··· MATERIAL FOR THE TASK ···

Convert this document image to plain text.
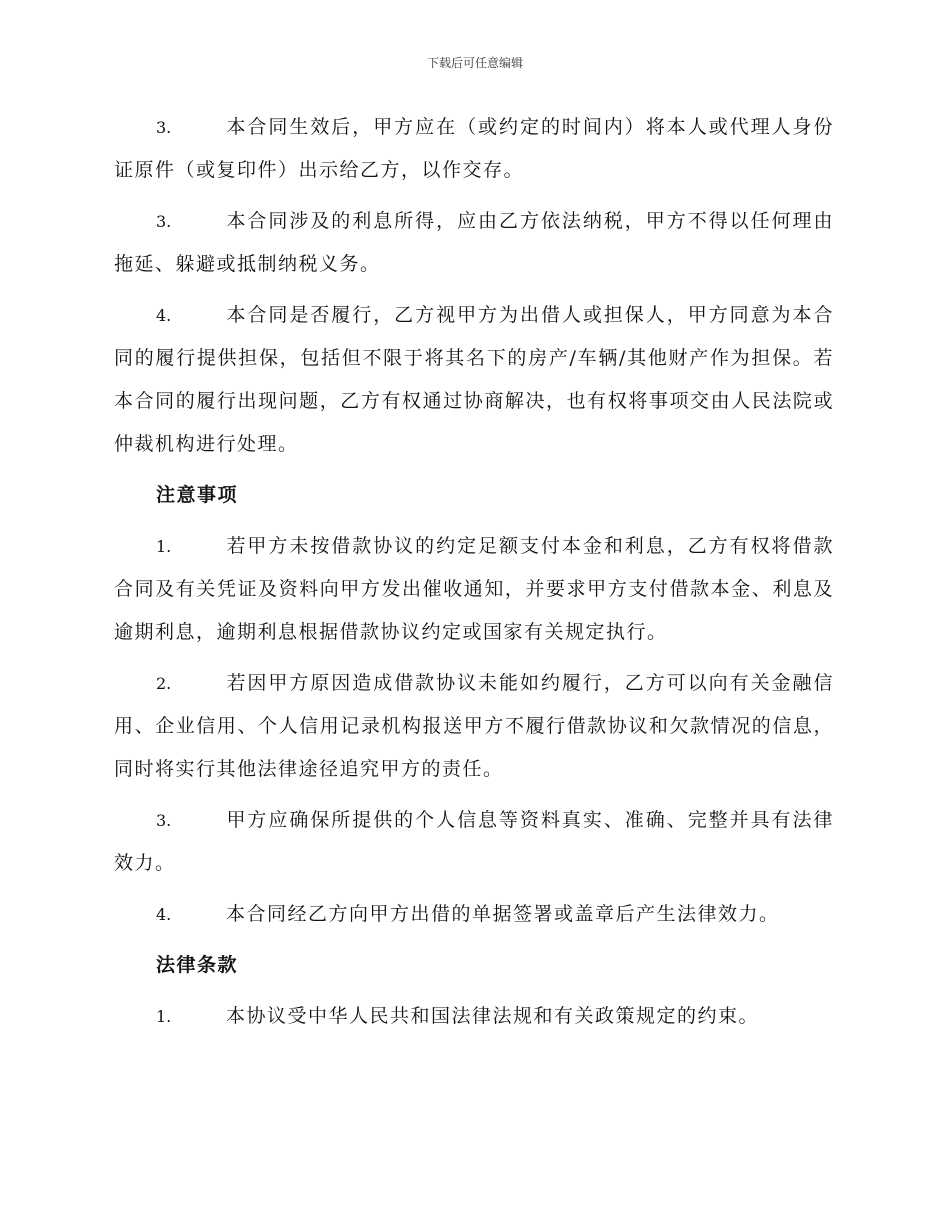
下载后可任意编辑

3.	本合同生效后，甲方应在（或约定的时间内）将本人或代理人身份证原件（或复印件）出示给乙方，以作交存。

3.	本合同涉及的利息所得，应由乙方依法纳税，甲方不得以任何理由拖延、躲避或抵制纳税义务。

4.	本合同是否履行，乙方视甲方为出借人或担保人，甲方同意为本合同的履行提供担保，包括但不限于将其名下的房产/车辆/其他财产作为担保。若本合同的履行出现问题，乙方有权通过协商解决，也有权将事项交由人民法院或仲裁机构进行处理。

注意事项

1.	若甲方未按借款协议的约定足额支付本金和利息，乙方有权将借款合同及有关凭证及资料向甲方发出催收通知，并要求甲方支付借款本金、利息及逾期利息，逾期利息根据借款协议约定或国家有关规定执行。

2.	若因甲方原因造成借款协议未能如约履行，乙方可以向有关金融信用、企业信用、个人信用记录机构报送甲方不履行借款协议和欠款情况的信息，同时将实行其他法律途径追究甲方的责任。

3.	甲方应确保所提供的个人信息等资料真实、准确、完整并具有法律效力。

4.	本合同经乙方向甲方出借的单据签署或盖章后产生法律效力。

法律条款

1.	本协议受中华人民共和国法律法规和有关政策规定的约束。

···

▶ EXERCISE PROMPT
Pictures excluded, quote all the data above exactly.

▶ EXERCISE OUTPUT
Convert this document image to plain text.
下载后可任意编辑

3.	本合同生效后，甲方应在（或约定的时间内）将本人或代理人身份证原件（或复印件）出示给乙方，以作交存。

3.	本合同涉及的利息所得，应由乙方依法纳税，甲方不得以任何理由拖延、躲避或抵制纳税义务。

4.	本合同是否履行，乙方视甲方为出借人或担保人，甲方同意为本合同的履行提供担保，包括但不限于将其名下的房产/车辆/其他财产作为担保。若本合同的履行出现问题，乙方有权通过协商解决，也有权将事项交由人民法院或仲裁机构进行处理。

注意事项

1.	若甲方未按借款协议的约定足额支付本金和利息，乙方有权将借款合同及有关凭证及资料向甲方发出催收通知，并要求甲方支付借款本金、利息及逾期利息，逾期利息根据借款协议约定或国家有关规定执行。

2.	若因甲方原因造成借款协议未能如约履行，乙方可以向有关金融信用、企业信用、个人信用记录机构报送甲方不履行借款协议和欠款情况的信息，同时将实行其他法律途径追究甲方的责任。

3.	甲方应确保所提供的个人信息等资料真实、准确、完整并具有法律效力。

4.	本合同经乙方向甲方出借的单据签署或盖章后产生法律效力。

法律条款

1.	本协议受中华人民共和国法律法规和有关政策规定的约束。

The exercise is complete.